* WHAT YOU SHOULD DO *
Gather each line of the records where "text" appears.

═════ PROVIDED MATERIAL ═════

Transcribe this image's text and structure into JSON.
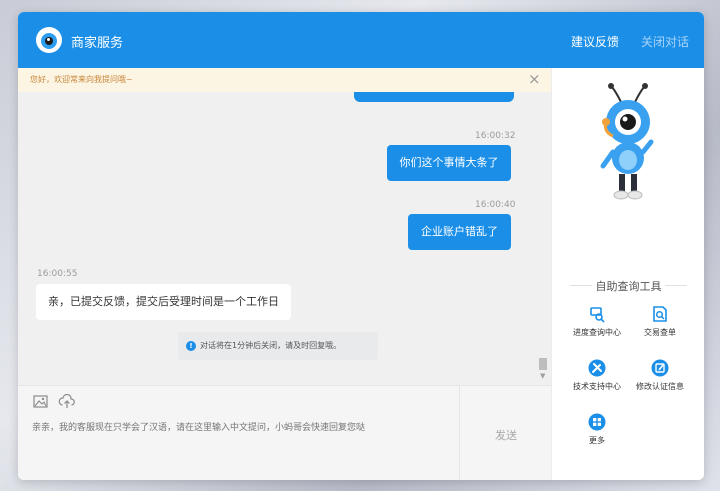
{
  "header": {
    "title": "商家服务",
    "feedback_label": "建议反馈",
    "close_label": "关闭对话"
  },
  "notice": {
    "text": "您好，欢迎常来向我提问哦~",
    "close_glyph": "×"
  },
  "messages": [
    {
      "time": "16:00:32",
      "text": "你们这个事情大条了",
      "side": "out"
    },
    {
      "time": "16:00:40",
      "text": "企业账户错乱了",
      "side": "out"
    },
    {
      "time": "16:00:55",
      "text": "亲，已提交反馈，提交后受理时间是一个工作日",
      "side": "in"
    }
  ],
  "system_message": {
    "icon": "!",
    "text": "对话将在1分钟后关闭，请及时回复哦。"
  },
  "input": {
    "placeholder": "亲亲，我的客服现在只学会了汉语，请在这里输入中文提问，小蚂哥会快速回复您哒",
    "send_label": "发送",
    "icons": [
      "image-icon",
      "upload-icon"
    ]
  },
  "tools_panel": {
    "title": "自助查询工具",
    "tools": [
      {
        "label": "进度查询中心",
        "icon": "progress-search-icon",
        "color": "#1b8fe8"
      },
      {
        "label": "交易查单",
        "icon": "transaction-query-icon",
        "color": "#1b8fe8"
      },
      {
        "label": "技术支持中心",
        "icon": "tools-icon",
        "color": "#1b8fe8"
      },
      {
        "label": "修改认证信息",
        "icon": "edit-icon",
        "color": "#1b8fe8"
      },
      {
        "label": "更多",
        "icon": "more-icon",
        "color": "#1b8fe8"
      }
    ]
  },
  "colors": {
    "brand": "#1b8fe8",
    "notice_bg": "#fdf5e3",
    "chat_bg": "#f0f0f0"
  }
}
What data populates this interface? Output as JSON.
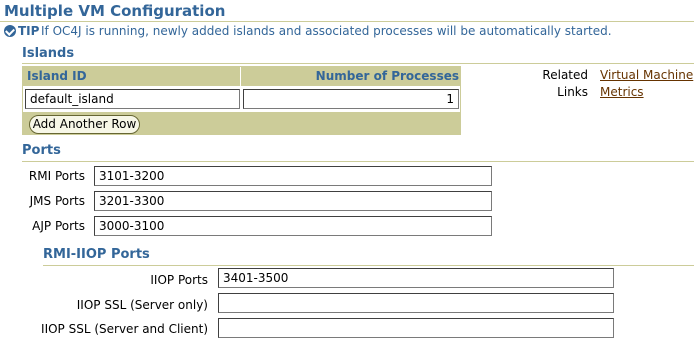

═════

* OUTPUT OF THE TASK *
Transcribe this image's text and structure into JSON.
    "text": "您好，欢迎常来向我提问哦~",
      "text": "你们这个事情大条了",
      "text": "企业账户错乱了",
      "text": "亲，已提交反馈，提交后受理时间是一个工作日",
    "text": "对话将在1分钟后关闭，请及时回复哦。"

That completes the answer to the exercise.